#### Task directions:
Write the data out again, character for character, with no images.

Dataset records on visual material
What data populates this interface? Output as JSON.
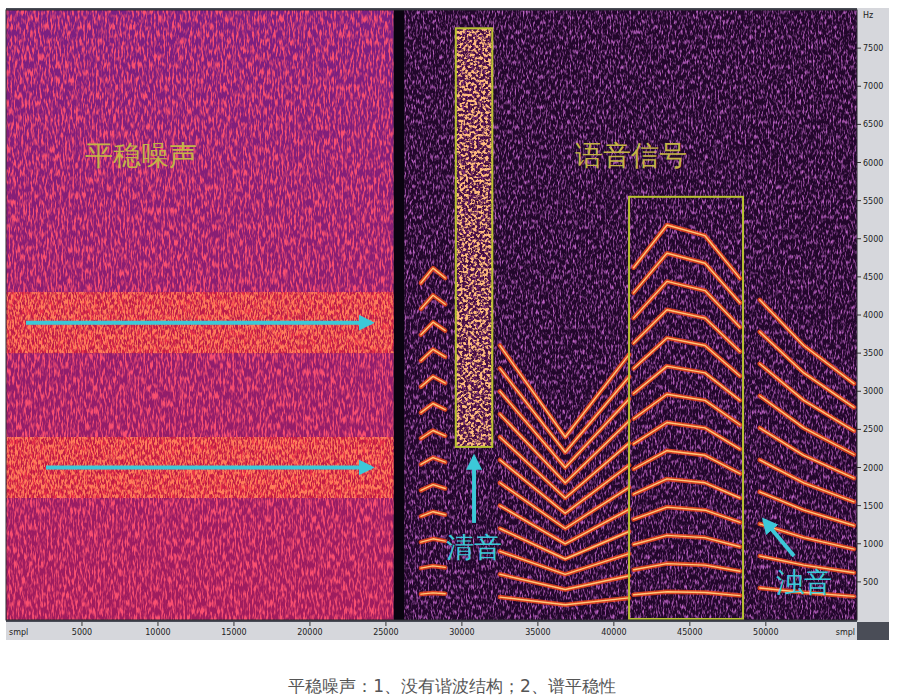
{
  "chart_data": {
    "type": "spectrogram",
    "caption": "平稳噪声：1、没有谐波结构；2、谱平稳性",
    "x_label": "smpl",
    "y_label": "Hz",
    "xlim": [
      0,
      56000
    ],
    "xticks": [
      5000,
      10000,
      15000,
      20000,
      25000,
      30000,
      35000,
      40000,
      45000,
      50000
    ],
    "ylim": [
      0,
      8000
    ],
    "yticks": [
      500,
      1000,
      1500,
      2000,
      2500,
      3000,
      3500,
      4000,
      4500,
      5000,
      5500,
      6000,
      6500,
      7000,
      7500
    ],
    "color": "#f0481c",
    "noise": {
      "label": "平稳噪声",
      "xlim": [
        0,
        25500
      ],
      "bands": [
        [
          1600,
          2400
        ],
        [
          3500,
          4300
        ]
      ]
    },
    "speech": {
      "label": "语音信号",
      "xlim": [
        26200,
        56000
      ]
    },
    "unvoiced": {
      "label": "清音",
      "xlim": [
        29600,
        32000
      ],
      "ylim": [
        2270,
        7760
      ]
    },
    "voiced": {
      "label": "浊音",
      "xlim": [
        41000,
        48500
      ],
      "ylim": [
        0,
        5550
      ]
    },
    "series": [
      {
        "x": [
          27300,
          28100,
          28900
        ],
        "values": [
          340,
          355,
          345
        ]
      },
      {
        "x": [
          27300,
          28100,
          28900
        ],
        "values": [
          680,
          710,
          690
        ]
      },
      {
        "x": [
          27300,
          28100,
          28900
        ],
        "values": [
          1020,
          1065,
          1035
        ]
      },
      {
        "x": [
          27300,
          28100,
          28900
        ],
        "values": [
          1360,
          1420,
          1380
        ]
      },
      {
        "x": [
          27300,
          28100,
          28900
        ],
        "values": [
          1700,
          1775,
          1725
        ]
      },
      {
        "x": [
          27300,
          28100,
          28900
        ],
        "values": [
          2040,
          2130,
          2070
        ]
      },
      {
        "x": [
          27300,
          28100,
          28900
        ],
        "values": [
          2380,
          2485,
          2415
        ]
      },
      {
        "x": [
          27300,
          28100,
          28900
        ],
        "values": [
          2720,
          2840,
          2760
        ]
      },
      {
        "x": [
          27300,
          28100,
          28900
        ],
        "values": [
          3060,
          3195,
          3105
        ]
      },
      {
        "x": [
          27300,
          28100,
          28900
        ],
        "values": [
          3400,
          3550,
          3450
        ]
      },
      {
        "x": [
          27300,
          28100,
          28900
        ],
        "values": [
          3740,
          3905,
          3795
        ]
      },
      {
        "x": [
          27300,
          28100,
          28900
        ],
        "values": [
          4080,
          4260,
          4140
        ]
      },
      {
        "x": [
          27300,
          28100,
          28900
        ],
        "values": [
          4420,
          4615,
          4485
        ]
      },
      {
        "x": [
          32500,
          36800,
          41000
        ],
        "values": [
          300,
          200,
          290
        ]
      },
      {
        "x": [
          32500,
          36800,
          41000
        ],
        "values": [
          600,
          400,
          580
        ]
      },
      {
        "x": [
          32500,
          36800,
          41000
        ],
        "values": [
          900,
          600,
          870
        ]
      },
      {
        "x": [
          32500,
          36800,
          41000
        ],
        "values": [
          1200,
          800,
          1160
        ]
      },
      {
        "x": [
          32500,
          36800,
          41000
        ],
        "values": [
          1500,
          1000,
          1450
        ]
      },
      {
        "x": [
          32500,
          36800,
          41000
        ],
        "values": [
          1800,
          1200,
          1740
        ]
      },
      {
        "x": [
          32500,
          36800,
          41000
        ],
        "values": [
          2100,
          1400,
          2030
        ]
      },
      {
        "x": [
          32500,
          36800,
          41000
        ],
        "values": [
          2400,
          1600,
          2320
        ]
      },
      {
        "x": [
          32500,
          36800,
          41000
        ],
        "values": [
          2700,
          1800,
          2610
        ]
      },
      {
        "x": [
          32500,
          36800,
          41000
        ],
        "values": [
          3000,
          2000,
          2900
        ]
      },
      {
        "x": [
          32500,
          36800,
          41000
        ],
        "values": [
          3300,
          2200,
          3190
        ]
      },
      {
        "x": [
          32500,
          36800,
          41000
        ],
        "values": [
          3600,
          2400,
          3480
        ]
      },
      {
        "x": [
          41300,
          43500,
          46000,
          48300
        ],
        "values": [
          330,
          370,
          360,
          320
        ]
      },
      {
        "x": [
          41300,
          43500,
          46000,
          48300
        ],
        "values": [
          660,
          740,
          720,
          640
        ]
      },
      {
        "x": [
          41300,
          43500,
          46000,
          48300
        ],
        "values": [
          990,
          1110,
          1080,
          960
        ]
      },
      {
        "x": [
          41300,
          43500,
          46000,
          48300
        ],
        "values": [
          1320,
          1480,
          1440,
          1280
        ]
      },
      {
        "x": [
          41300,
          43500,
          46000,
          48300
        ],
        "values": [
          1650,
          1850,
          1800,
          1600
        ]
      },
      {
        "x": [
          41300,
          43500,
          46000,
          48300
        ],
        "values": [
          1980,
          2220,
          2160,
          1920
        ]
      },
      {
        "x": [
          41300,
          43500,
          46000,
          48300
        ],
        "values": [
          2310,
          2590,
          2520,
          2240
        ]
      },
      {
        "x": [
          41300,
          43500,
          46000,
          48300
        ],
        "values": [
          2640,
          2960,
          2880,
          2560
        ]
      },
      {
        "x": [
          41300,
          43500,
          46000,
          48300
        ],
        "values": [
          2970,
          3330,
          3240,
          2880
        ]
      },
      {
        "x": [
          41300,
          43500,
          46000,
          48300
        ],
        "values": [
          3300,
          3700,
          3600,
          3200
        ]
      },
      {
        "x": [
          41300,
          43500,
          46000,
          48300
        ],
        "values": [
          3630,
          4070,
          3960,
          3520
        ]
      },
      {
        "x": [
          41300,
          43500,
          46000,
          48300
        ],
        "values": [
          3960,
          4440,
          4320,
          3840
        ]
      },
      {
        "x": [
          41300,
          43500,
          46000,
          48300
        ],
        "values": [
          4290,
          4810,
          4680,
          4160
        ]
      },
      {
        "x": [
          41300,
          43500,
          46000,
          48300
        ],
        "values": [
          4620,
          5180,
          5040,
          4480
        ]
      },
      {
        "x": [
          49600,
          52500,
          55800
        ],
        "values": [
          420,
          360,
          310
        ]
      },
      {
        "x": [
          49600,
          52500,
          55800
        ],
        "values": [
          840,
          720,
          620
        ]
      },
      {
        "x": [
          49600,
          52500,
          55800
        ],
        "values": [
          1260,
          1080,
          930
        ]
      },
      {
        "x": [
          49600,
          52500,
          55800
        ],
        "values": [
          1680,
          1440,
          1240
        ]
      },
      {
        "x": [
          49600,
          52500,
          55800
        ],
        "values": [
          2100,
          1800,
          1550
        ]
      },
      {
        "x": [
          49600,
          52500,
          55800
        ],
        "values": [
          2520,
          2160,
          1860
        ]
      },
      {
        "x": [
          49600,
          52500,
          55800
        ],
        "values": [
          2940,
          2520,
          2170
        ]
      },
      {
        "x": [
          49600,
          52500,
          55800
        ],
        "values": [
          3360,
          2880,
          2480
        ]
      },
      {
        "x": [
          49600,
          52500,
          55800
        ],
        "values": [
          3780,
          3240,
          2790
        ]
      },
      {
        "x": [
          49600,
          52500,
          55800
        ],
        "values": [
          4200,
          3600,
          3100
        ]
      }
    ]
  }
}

#### Result for this task:
What data populates this interface? Output as JSON.
{
  "chart_data": {
    "type": "spectrogram",
    "caption": "平稳噪声：1、没有谐波结构；2、谱平稳性",
    "x_label": "smpl",
    "y_label": "Hz",
    "xlim": [
      0,
      56000
    ],
    "xticks": [
      5000,
      10000,
      15000,
      20000,
      25000,
      30000,
      35000,
      40000,
      45000,
      50000
    ],
    "ylim": [
      0,
      8000
    ],
    "yticks": [
      500,
      1000,
      1500,
      2000,
      2500,
      3000,
      3500,
      4000,
      4500,
      5000,
      5500,
      6000,
      6500,
      7000,
      7500
    ],
    "color": "#f0481c",
    "noise": {
      "label": "平稳噪声",
      "xlim": [
        0,
        25500
      ],
      "bands": [
        [
          1600,
          2400
        ],
        [
          3500,
          4300
        ]
      ]
    },
    "speech": {
      "label": "语音信号",
      "xlim": [
        26200,
        56000
      ]
    },
    "unvoiced": {
      "label": "清音",
      "xlim": [
        29600,
        32000
      ],
      "ylim": [
        2270,
        7760
      ]
    },
    "voiced": {
      "label": "浊音",
      "xlim": [
        41000,
        48500
      ],
      "ylim": [
        0,
        5550
      ]
    },
    "series": [
      {
        "x": [
          27300,
          28100,
          28900
        ],
        "values": [
          340,
          355,
          345
        ]
      },
      {
        "x": [
          27300,
          28100,
          28900
        ],
        "values": [
          680,
          710,
          690
        ]
      },
      {
        "x": [
          27300,
          28100,
          28900
        ],
        "values": [
          1020,
          1065,
          1035
        ]
      },
      {
        "x": [
          27300,
          28100,
          28900
        ],
        "values": [
          1360,
          1420,
          1380
        ]
      },
      {
        "x": [
          27300,
          28100,
          28900
        ],
        "values": [
          1700,
          1775,
          1725
        ]
      },
      {
        "x": [
          27300,
          28100,
          28900
        ],
        "values": [
          2040,
          2130,
          2070
        ]
      },
      {
        "x": [
          27300,
          28100,
          28900
        ],
        "values": [
          2380,
          2485,
          2415
        ]
      },
      {
        "x": [
          27300,
          28100,
          28900
        ],
        "values": [
          2720,
          2840,
          2760
        ]
      },
      {
        "x": [
          27300,
          28100,
          28900
        ],
        "values": [
          3060,
          3195,
          3105
        ]
      },
      {
        "x": [
          27300,
          28100,
          28900
        ],
        "values": [
          3400,
          3550,
          3450
        ]
      },
      {
        "x": [
          27300,
          28100,
          28900
        ],
        "values": [
          3740,
          3905,
          3795
        ]
      },
      {
        "x": [
          27300,
          28100,
          28900
        ],
        "values": [
          4080,
          4260,
          4140
        ]
      },
      {
        "x": [
          27300,
          28100,
          28900
        ],
        "values": [
          4420,
          4615,
          4485
        ]
      },
      {
        "x": [
          32500,
          36800,
          41000
        ],
        "values": [
          300,
          200,
          290
        ]
      },
      {
        "x": [
          32500,
          36800,
          41000
        ],
        "values": [
          600,
          400,
          580
        ]
      },
      {
        "x": [
          32500,
          36800,
          41000
        ],
        "values": [
          900,
          600,
          870
        ]
      },
      {
        "x": [
          32500,
          36800,
          41000
        ],
        "values": [
          1200,
          800,
          1160
        ]
      },
      {
        "x": [
          32500,
          36800,
          41000
        ],
        "values": [
          1500,
          1000,
          1450
        ]
      },
      {
        "x": [
          32500,
          36800,
          41000
        ],
        "values": [
          1800,
          1200,
          1740
        ]
      },
      {
        "x": [
          32500,
          36800,
          41000
        ],
        "values": [
          2100,
          1400,
          2030
        ]
      },
      {
        "x": [
          32500,
          36800,
          41000
        ],
        "values": [
          2400,
          1600,
          2320
        ]
      },
      {
        "x": [
          32500,
          36800,
          41000
        ],
        "values": [
          2700,
          1800,
          2610
        ]
      },
      {
        "x": [
          32500,
          36800,
          41000
        ],
        "values": [
          3000,
          2000,
          2900
        ]
      },
      {
        "x": [
          32500,
          36800,
          41000
        ],
        "values": [
          3300,
          2200,
          3190
        ]
      },
      {
        "x": [
          32500,
          36800,
          41000
        ],
        "values": [
          3600,
          2400,
          3480
        ]
      },
      {
        "x": [
          41300,
          43500,
          46000,
          48300
        ],
        "values": [
          330,
          370,
          360,
          320
        ]
      },
      {
        "x": [
          41300,
          43500,
          46000,
          48300
        ],
        "values": [
          660,
          740,
          720,
          640
        ]
      },
      {
        "x": [
          41300,
          43500,
          46000,
          48300
        ],
        "values": [
          990,
          1110,
          1080,
          960
        ]
      },
      {
        "x": [
          41300,
          43500,
          46000,
          48300
        ],
        "values": [
          1320,
          1480,
          1440,
          1280
        ]
      },
      {
        "x": [
          41300,
          43500,
          46000,
          48300
        ],
        "values": [
          1650,
          1850,
          1800,
          1600
        ]
      },
      {
        "x": [
          41300,
          43500,
          46000,
          48300
        ],
        "values": [
          1980,
          2220,
          2160,
          1920
        ]
      },
      {
        "x": [
          41300,
          43500,
          46000,
          48300
        ],
        "values": [
          2310,
          2590,
          2520,
          2240
        ]
      },
      {
        "x": [
          41300,
          43500,
          46000,
          48300
        ],
        "values": [
          2640,
          2960,
          2880,
          2560
        ]
      },
      {
        "x": [
          41300,
          43500,
          46000,
          48300
        ],
        "values": [
          2970,
          3330,
          3240,
          2880
        ]
      },
      {
        "x": [
          41300,
          43500,
          46000,
          48300
        ],
        "values": [
          3300,
          3700,
          3600,
          3200
        ]
      },
      {
        "x": [
          41300,
          43500,
          46000,
          48300
        ],
        "values": [
          3630,
          4070,
          3960,
          3520
        ]
      },
      {
        "x": [
          41300,
          43500,
          46000,
          48300
        ],
        "values": [
          3960,
          4440,
          4320,
          3840
        ]
      },
      {
        "x": [
          41300,
          43500,
          46000,
          48300
        ],
        "values": [
          4290,
          4810,
          4680,
          4160
        ]
      },
      {
        "x": [
          41300,
          43500,
          46000,
          48300
        ],
        "values": [
          4620,
          5180,
          5040,
          4480
        ]
      },
      {
        "x": [
          49600,
          52500,
          55800
        ],
        "values": [
          420,
          360,
          310
        ]
      },
      {
        "x": [
          49600,
          52500,
          55800
        ],
        "values": [
          840,
          720,
          620
        ]
      },
      {
        "x": [
          49600,
          52500,
          55800
        ],
        "values": [
          1260,
          1080,
          930
        ]
      },
      {
        "x": [
          49600,
          52500,
          55800
        ],
        "values": [
          1680,
          1440,
          1240
        ]
      },
      {
        "x": [
          49600,
          52500,
          55800
        ],
        "values": [
          2100,
          1800,
          1550
        ]
      },
      {
        "x": [
          49600,
          52500,
          55800
        ],
        "values": [
          2520,
          2160,
          1860
        ]
      },
      {
        "x": [
          49600,
          52500,
          55800
        ],
        "values": [
          2940,
          2520,
          2170
        ]
      },
      {
        "x": [
          49600,
          52500,
          55800
        ],
        "values": [
          3360,
          2880,
          2480
        ]
      },
      {
        "x": [
          49600,
          52500,
          55800
        ],
        "values": [
          3780,
          3240,
          2790
        ]
      },
      {
        "x": [
          49600,
          52500,
          55800
        ],
        "values": [
          4200,
          3600,
          3100
        ]
      }
    ]
  }
}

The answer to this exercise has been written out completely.